Extract, verbatim, every line of the listing from its first line through the line containing "toggle-switch[interactable] [908, 822, 1034, 892]", with both of those lines included.

----------------------------------------

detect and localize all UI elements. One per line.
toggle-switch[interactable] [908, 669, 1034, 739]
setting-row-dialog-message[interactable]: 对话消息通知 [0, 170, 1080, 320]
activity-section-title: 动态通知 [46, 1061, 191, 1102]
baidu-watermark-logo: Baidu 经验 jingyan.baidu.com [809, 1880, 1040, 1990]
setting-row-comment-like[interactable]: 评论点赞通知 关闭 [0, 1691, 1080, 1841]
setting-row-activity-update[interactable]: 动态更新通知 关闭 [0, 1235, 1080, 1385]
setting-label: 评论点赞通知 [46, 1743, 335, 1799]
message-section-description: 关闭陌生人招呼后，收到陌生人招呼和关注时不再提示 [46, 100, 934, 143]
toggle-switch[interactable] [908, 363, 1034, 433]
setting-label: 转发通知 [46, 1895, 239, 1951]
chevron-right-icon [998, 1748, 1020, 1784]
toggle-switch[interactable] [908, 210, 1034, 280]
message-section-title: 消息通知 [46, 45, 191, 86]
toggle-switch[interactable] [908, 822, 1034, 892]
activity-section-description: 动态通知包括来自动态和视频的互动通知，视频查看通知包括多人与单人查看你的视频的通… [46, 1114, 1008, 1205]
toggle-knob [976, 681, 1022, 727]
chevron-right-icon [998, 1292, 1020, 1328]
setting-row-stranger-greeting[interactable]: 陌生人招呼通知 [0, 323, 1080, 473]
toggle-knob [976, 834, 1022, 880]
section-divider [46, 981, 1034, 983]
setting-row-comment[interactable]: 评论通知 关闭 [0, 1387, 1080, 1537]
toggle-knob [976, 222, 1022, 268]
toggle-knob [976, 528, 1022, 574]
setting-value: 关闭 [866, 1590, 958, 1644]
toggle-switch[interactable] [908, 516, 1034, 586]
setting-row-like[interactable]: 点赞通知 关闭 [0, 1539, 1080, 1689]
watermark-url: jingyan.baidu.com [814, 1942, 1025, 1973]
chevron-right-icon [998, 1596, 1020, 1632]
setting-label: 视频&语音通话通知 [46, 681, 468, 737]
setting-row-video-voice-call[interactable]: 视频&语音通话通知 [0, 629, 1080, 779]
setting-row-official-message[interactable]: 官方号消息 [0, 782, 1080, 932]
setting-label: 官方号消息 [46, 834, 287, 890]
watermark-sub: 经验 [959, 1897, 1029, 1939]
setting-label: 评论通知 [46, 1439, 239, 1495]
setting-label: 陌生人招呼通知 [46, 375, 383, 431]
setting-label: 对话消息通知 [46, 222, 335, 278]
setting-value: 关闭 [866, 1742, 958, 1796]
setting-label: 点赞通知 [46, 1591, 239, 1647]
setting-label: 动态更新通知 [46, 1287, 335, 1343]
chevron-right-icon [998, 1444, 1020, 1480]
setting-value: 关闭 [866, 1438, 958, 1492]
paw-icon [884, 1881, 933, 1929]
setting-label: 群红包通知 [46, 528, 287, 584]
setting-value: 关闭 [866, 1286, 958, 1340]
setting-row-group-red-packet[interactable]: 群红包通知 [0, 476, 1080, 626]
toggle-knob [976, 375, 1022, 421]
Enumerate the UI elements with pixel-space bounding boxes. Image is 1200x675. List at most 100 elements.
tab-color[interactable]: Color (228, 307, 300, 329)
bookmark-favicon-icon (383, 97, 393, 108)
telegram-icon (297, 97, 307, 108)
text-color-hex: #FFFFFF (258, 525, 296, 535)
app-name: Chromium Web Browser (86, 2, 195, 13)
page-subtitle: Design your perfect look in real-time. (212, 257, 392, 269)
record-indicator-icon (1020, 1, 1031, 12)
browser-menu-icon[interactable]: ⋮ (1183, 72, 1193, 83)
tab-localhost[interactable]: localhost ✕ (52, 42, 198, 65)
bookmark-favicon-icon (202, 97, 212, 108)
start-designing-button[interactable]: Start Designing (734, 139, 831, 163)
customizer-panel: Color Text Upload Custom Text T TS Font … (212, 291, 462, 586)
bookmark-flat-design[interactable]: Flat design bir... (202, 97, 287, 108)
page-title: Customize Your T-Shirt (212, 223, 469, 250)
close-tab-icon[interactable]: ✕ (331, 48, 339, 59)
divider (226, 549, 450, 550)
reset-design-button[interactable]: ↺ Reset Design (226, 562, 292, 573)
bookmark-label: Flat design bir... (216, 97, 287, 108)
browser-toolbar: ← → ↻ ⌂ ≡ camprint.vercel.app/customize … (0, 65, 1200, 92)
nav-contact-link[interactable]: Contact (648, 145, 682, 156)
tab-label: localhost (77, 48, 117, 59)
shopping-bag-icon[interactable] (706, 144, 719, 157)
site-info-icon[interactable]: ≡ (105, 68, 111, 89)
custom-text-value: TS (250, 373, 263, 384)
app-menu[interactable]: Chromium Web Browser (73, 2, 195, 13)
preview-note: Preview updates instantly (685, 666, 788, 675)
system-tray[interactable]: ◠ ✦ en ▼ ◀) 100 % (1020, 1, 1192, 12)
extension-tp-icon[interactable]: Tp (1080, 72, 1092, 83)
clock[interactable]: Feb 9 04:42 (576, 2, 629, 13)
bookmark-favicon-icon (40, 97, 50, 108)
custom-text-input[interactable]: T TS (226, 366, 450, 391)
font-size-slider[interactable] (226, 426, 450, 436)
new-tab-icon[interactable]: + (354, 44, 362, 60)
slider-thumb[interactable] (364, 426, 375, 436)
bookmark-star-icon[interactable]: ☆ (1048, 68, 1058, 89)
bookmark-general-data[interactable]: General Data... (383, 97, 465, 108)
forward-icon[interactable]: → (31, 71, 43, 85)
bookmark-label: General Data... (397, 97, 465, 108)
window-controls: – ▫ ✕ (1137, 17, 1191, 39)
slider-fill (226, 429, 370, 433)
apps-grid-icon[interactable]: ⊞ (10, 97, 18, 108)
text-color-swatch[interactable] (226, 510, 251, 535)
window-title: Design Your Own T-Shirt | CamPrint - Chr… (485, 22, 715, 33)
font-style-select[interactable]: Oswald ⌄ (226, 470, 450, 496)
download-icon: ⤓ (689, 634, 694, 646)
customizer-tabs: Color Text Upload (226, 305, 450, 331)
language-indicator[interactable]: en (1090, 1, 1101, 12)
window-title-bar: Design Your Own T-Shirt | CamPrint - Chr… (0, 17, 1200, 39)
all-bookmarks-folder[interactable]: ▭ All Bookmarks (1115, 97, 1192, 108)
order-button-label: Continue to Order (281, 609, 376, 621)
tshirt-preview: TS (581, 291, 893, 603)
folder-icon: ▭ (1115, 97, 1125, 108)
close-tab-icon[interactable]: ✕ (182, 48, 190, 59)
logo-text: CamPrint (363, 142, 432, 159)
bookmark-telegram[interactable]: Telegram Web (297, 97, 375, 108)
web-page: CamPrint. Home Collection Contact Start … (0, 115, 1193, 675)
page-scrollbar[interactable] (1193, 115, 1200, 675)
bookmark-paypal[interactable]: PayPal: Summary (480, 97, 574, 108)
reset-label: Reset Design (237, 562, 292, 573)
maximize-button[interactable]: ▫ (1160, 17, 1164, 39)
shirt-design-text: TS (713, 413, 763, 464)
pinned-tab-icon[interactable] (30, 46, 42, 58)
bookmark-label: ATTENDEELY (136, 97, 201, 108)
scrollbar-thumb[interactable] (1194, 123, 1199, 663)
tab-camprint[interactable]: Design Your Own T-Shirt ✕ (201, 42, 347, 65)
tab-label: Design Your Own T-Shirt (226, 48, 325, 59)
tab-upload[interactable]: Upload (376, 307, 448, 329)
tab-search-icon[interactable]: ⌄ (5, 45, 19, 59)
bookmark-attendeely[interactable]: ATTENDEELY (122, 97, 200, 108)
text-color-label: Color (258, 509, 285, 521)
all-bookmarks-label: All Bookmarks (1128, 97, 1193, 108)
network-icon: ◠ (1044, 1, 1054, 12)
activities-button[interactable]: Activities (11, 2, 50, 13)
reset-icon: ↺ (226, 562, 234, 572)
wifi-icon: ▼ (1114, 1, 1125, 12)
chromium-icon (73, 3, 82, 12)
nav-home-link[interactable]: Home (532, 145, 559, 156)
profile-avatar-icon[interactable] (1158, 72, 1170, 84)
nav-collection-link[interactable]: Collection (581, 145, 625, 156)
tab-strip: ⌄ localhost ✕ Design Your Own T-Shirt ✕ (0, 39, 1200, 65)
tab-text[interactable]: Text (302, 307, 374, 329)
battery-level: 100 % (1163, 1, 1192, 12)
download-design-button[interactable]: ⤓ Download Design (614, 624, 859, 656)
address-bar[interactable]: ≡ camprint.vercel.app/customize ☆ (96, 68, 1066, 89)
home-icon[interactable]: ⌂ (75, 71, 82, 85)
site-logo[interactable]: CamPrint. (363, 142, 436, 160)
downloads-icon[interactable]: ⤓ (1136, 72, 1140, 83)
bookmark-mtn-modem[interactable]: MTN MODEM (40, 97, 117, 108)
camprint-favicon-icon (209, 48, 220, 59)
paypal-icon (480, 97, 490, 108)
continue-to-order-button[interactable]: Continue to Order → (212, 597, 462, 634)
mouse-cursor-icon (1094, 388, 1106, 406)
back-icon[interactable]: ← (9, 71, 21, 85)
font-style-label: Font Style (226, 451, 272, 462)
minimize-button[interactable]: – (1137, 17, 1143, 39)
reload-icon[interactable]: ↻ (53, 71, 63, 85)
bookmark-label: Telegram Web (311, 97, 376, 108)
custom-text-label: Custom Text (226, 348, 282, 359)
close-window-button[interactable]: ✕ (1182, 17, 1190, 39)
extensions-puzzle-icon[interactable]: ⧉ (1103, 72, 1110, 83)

----------------------------------------

→ FULL RESPONSE
detect and localize all UI elements. One per line.
toggle-switch[interactable] [908, 669, 1034, 739]
setting-row-dialog-message[interactable]: 对话消息通知 [0, 170, 1080, 320]
activity-section-title: 动态通知 [46, 1061, 191, 1102]
baidu-watermark-logo: Baidu 经验 jingyan.baidu.com [809, 1880, 1040, 1990]
setting-row-comment-like[interactable]: 评论点赞通知 关闭 [0, 1691, 1080, 1841]
setting-row-activity-update[interactable]: 动态更新通知 关闭 [0, 1235, 1080, 1385]
setting-label: 评论点赞通知 [46, 1743, 335, 1799]
message-section-description: 关闭陌生人招呼后，收到陌生人招呼和关注时不再提示 [46, 100, 934, 143]
toggle-switch[interactable] [908, 363, 1034, 433]
setting-label: 转发通知 [46, 1895, 239, 1951]
chevron-right-icon [998, 1748, 1020, 1784]
toggle-switch[interactable] [908, 210, 1034, 280]
message-section-title: 消息通知 [46, 45, 191, 86]
toggle-switch[interactable] [908, 822, 1034, 892]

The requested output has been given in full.